→ **Data to process**:
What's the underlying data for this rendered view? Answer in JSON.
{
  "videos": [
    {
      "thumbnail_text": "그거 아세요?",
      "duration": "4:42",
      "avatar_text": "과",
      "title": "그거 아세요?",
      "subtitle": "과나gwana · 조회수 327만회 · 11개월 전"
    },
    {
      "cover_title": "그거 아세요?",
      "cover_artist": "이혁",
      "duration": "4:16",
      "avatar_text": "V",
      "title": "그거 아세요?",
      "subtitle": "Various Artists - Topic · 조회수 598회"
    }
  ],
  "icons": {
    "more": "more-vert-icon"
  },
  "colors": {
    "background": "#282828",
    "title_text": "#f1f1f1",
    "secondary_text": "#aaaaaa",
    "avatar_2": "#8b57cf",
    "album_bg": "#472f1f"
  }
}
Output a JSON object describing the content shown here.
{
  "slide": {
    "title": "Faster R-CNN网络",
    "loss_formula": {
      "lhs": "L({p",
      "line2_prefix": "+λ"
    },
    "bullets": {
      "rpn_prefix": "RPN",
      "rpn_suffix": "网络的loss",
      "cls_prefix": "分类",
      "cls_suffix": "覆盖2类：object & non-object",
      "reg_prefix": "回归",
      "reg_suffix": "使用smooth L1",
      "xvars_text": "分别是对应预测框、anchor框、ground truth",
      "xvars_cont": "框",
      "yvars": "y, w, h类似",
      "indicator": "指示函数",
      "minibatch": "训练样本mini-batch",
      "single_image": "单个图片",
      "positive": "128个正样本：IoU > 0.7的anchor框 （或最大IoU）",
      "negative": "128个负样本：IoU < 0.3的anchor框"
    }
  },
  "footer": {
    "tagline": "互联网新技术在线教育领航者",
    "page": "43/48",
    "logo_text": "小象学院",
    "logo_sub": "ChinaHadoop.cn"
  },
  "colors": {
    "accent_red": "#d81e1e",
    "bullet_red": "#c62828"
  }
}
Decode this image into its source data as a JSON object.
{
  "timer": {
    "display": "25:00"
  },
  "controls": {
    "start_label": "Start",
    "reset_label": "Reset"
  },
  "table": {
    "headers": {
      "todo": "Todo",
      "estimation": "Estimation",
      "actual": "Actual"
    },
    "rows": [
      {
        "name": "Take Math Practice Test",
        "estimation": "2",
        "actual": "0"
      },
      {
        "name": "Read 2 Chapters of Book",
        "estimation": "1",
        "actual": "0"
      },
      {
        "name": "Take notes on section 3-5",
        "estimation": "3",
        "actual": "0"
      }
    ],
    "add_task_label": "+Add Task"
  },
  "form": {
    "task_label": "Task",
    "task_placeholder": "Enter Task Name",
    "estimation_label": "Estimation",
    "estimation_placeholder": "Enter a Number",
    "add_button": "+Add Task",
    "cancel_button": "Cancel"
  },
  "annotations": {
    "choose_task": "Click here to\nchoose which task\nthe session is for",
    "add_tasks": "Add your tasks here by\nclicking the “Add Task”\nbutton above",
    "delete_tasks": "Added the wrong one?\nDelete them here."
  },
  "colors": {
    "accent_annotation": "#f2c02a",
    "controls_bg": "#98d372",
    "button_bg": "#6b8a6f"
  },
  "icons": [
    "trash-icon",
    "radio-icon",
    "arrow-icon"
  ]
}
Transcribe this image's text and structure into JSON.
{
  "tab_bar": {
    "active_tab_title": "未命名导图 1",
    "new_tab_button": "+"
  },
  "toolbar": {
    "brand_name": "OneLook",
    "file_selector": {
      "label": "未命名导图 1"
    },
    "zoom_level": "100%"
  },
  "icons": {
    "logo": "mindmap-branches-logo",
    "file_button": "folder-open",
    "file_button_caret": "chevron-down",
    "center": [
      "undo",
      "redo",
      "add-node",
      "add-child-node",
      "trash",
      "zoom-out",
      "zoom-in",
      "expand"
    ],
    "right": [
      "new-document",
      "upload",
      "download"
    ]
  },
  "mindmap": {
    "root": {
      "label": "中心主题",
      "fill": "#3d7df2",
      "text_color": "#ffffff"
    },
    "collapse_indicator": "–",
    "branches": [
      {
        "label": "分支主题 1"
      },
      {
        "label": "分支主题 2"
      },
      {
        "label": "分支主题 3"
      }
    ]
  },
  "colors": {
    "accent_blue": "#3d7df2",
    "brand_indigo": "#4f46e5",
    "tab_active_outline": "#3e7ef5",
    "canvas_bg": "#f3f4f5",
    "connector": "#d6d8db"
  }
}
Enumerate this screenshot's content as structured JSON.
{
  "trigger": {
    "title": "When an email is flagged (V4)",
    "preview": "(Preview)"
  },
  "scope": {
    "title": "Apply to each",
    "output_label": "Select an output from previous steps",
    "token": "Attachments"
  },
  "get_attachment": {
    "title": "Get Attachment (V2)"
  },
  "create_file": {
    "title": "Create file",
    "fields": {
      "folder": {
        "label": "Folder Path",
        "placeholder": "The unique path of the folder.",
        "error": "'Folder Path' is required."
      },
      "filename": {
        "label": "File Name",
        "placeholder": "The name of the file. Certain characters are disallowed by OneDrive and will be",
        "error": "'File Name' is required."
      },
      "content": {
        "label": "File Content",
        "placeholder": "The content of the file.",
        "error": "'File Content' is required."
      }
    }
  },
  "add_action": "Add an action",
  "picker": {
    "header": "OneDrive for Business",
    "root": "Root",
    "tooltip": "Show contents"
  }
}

→ **Stated problem**:
Reproduce the data shown above exactly.

→ **Result**:
What's the underlying data for this rendered view? Answer in JSON.
{
  "videos": [
    {
      "thumbnail_text": "그거 아세요?",
      "duration": "4:42",
      "avatar_text": "과",
      "title": "그거 아세요?",
      "subtitle": "과나gwana · 조회수 327만회 · 11개월 전"
    },
    {
      "cover_title": "그거 아세요?",
      "cover_artist": "이혁",
      "duration": "4:16",
      "avatar_text": "V",
      "title": "그거 아세요?",
      "subtitle": "Various Artists - Topic · 조회수 598회"
    }
  ],
  "icons": {
    "more": "more-vert-icon"
  },
  "colors": {
    "background": "#282828",
    "title_text": "#f1f1f1",
    "secondary_text": "#aaaaaa",
    "avatar_2": "#8b57cf",
    "album_bg": "#472f1f"
  }
}
Output a JSON object describing the content shown here.
{
  "slide": {
    "title": "Faster R-CNN网络",
    "loss_formula": {
      "lhs": "L({p",
      "line2_prefix": "+λ"
    },
    "bullets": {
      "rpn_prefix": "RPN",
      "rpn_suffix": "网络的loss",
      "cls_prefix": "分类",
      "cls_suffix": "覆盖2类：object & non-object",
      "reg_prefix": "回归",
      "reg_suffix": "使用smooth L1",
      "xvars_text": "分别是对应预测框、anchor框、ground truth",
      "xvars_cont": "框",
      "yvars": "y, w, h类似",
      "indicator": "指示函数",
      "minibatch": "训练样本mini-batch",
      "single_image": "单个图片",
      "positive": "128个正样本：IoU > 0.7的anchor框 （或最大IoU）",
      "negative": "128个负样本：IoU < 0.3的anchor框"
    }
  },
  "footer": {
    "tagline": "互联网新技术在线教育领航者",
    "page": "43/48",
    "logo_text": "小象学院",
    "logo_sub": "ChinaHadoop.cn"
  },
  "colors": {
    "accent_red": "#d81e1e",
    "bullet_red": "#c62828"
  }
}
Decode this image into its source data as a JSON object.
{
  "timer": {
    "display": "25:00"
  },
  "controls": {
    "start_label": "Start",
    "reset_label": "Reset"
  },
  "table": {
    "headers": {
      "todo": "Todo",
      "estimation": "Estimation",
      "actual": "Actual"
    },
    "rows": [
      {
        "name": "Take Math Practice Test",
        "estimation": "2",
        "actual": "0"
      },
      {
        "name": "Read 2 Chapters of Book",
        "estimation": "1",
        "actual": "0"
      },
      {
        "name": "Take notes on section 3-5",
        "estimation": "3",
        "actual": "0"
      }
    ],
    "add_task_label": "+Add Task"
  },
  "form": {
    "task_label": "Task",
    "task_placeholder": "Enter Task Name",
    "estimation_label": "Estimation",
    "estimation_placeholder": "Enter a Number",
    "add_button": "+Add Task",
    "cancel_button": "Cancel"
  },
  "annotations": {
    "choose_task": "Click here to\nchoose which task\nthe session is for",
    "add_tasks": "Add your tasks here by\nclicking the “Add Task”\nbutton above",
    "delete_tasks": "Added the wrong one?\nDelete them here."
  },
  "colors": {
    "accent_annotation": "#f2c02a",
    "controls_bg": "#98d372",
    "button_bg": "#6b8a6f"
  },
  "icons": [
    "trash-icon",
    "radio-icon",
    "arrow-icon"
  ]
}
Transcribe this image's text and structure into JSON.
{
  "tab_bar": {
    "active_tab_title": "未命名导图 1",
    "new_tab_button": "+"
  },
  "toolbar": {
    "brand_name": "OneLook",
    "file_selector": {
      "label": "未命名导图 1"
    },
    "zoom_level": "100%"
  },
  "icons": {
    "logo": "mindmap-branches-logo",
    "file_button": "folder-open",
    "file_button_caret": "chevron-down",
    "center": [
      "undo",
      "redo",
      "add-node",
      "add-child-node",
      "trash",
      "zoom-out",
      "zoom-in",
      "expand"
    ],
    "right": [
      "new-document",
      "upload",
      "download"
    ]
  },
  "mindmap": {
    "root": {
      "label": "中心主题",
      "fill": "#3d7df2",
      "text_color": "#ffffff"
    },
    "collapse_indicator": "–",
    "branches": [
      {
        "label": "分支主题 1"
      },
      {
        "label": "分支主题 2"
      },
      {
        "label": "分支主题 3"
      }
    ]
  },
  "colors": {
    "accent_blue": "#3d7df2",
    "brand_indigo": "#4f46e5",
    "tab_active_outline": "#3e7ef5",
    "canvas_bg": "#f3f4f5",
    "connector": "#d6d8db"
  }
}
Enumerate this screenshot's content as structured JSON.
{
  "trigger": {
    "title": "When an email is flagged (V4)",
    "preview": "(Preview)"
  },
  "scope": {
    "title": "Apply to each",
    "output_label": "Select an output from previous steps",
    "token": "Attachments"
  },
  "get_attachment": {
    "title": "Get Attachment (V2)"
  },
  "create_file": {
    "title": "Create file",
    "fields": {
      "folder": {
        "label": "Folder Path",
        "placeholder": "The unique path of the folder.",
        "error": "'Folder Path' is required."
      },
      "filename": {
        "label": "File Name",
        "placeholder": "The name of the file. Certain characters are disallowed by OneDrive and will be",
        "error": "'File Name' is required."
      },
      "content": {
        "label": "File Content",
        "placeholder": "The content of the file.",
        "error": "'File Content' is required."
      }
    }
  },
  "add_action": "Add an action",
  "picker": {
    "header": "OneDrive for Business",
    "root": "Root",
    "tooltip": "Show contents"
  }
}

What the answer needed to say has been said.